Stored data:
================
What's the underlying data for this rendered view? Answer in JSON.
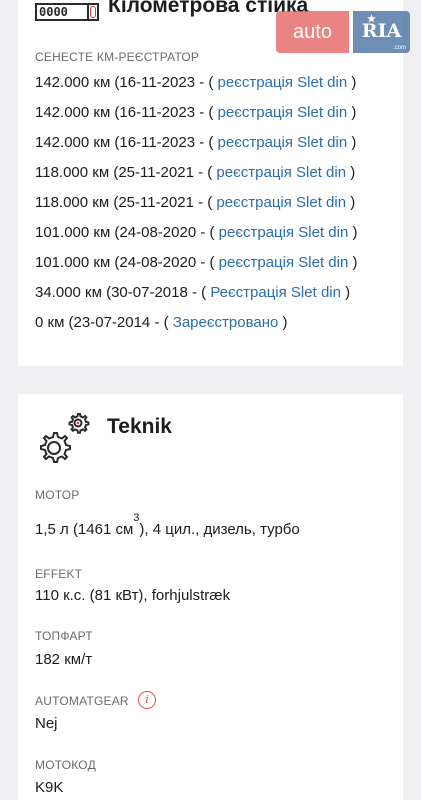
{
  "odometer": {
    "icon_digits": "0000",
    "title": "Кілометрова стійка",
    "section_label": "СЕНЕСТЕ КМ-РЕЄСТРАТОР",
    "entries": [
      {
        "text": "142.000 км (16-11-2023 - ( ",
        "link": "реєстрація Slet din",
        "close": " )"
      },
      {
        "text": "142.000 км (16-11-2023 - ( ",
        "link": "реєстрація Slet din",
        "close": " )"
      },
      {
        "text": "142.000 км (16-11-2023 - ( ",
        "link": "реєстрація Slet din",
        "close": " )"
      },
      {
        "text": "118.000 км (25-11-2021 - ( ",
        "link": "реєстрація Slet din",
        "close": " )"
      },
      {
        "text": "118.000 км (25-11-2021 - ( ",
        "link": "реєстрація Slet din",
        "close": " )"
      },
      {
        "text": "101.000 км (24-08-2020 - ( ",
        "link": "реєстрація Slet din",
        "close": " )"
      },
      {
        "text": "101.000 км (24-08-2020 - ( ",
        "link": "реєстрація Slet din",
        "close": " )"
      },
      {
        "text": "34.000 км (30-07-2018 - ( ",
        "link": "Реєстрація Slet din",
        "close": " )"
      },
      {
        "text": "0 км (23-07-2014 - ( ",
        "link": "Зареєстровано",
        "close": " )"
      }
    ]
  },
  "logo": {
    "auto": "auto",
    "ria": "RIA",
    "domain": ".com"
  },
  "tech": {
    "title": "Teknik",
    "motor_label": "МОТОР",
    "motor_value_a": "1,5 л (1461 см",
    "motor_sup": "3",
    "motor_value_b": "), 4 цил., дизель, турбо",
    "effect_label": "EFFEKT",
    "effect_value": "110 к.с. (81 кВт), forhjulstræk",
    "topfart_label": "ТОПФАРТ",
    "topfart_value": "182 км/т",
    "gear_label": "AUTOMATGEAR",
    "gear_info": "i",
    "gear_value": "Nej",
    "motorcode_label": "МОТОКОД",
    "motorcode_value": "K9K"
  },
  "colors": {
    "link": "#2b6ea8",
    "accent_red": "#d95353",
    "logo_auto_bg": "#e35a5a",
    "logo_ria_bg": "#466ea0"
  }
}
================
Prompt ->
Set down the material exactly, every line of it, except for the pictures.

Final result ->
What's the underlying data for this rendered view? Answer in JSON.
{
  "odometer": {
    "icon_digits": "0000",
    "title": "Кілометрова стійка",
    "section_label": "СЕНЕСТЕ КМ-РЕЄСТРАТОР",
    "entries": [
      {
        "text": "142.000 км (16-11-2023 - ( ",
        "link": "реєстрація Slet din",
        "close": " )"
      },
      {
        "text": "142.000 км (16-11-2023 - ( ",
        "link": "реєстрація Slet din",
        "close": " )"
      },
      {
        "text": "142.000 км (16-11-2023 - ( ",
        "link": "реєстрація Slet din",
        "close": " )"
      },
      {
        "text": "118.000 км (25-11-2021 - ( ",
        "link": "реєстрація Slet din",
        "close": " )"
      },
      {
        "text": "118.000 км (25-11-2021 - ( ",
        "link": "реєстрація Slet din",
        "close": " )"
      },
      {
        "text": "101.000 км (24-08-2020 - ( ",
        "link": "реєстрація Slet din",
        "close": " )"
      },
      {
        "text": "101.000 км (24-08-2020 - ( ",
        "link": "реєстрація Slet din",
        "close": " )"
      },
      {
        "text": "34.000 км (30-07-2018 - ( ",
        "link": "Реєстрація Slet din",
        "close": " )"
      },
      {
        "text": "0 км (23-07-2014 - ( ",
        "link": "Зареєстровано",
        "close": " )"
      }
    ]
  },
  "logo": {
    "auto": "auto",
    "ria": "RIA",
    "domain": ".com"
  },
  "tech": {
    "title": "Teknik",
    "motor_label": "МОТОР",
    "motor_value_a": "1,5 л (1461 см",
    "motor_sup": "3",
    "motor_value_b": "), 4 цил., дизель, турбо",
    "effect_label": "EFFEKT",
    "effect_value": "110 к.с. (81 кВт), forhjulstræk",
    "topfart_label": "ТОПФАРТ",
    "topfart_value": "182 км/т",
    "gear_label": "AUTOMATGEAR",
    "gear_info": "i",
    "gear_value": "Nej",
    "motorcode_label": "МОТОКОД",
    "motorcode_value": "K9K"
  },
  "colors": {
    "link": "#2b6ea8",
    "accent_red": "#d95353",
    "logo_auto_bg": "#e35a5a",
    "logo_ria_bg": "#466ea0"
  }
}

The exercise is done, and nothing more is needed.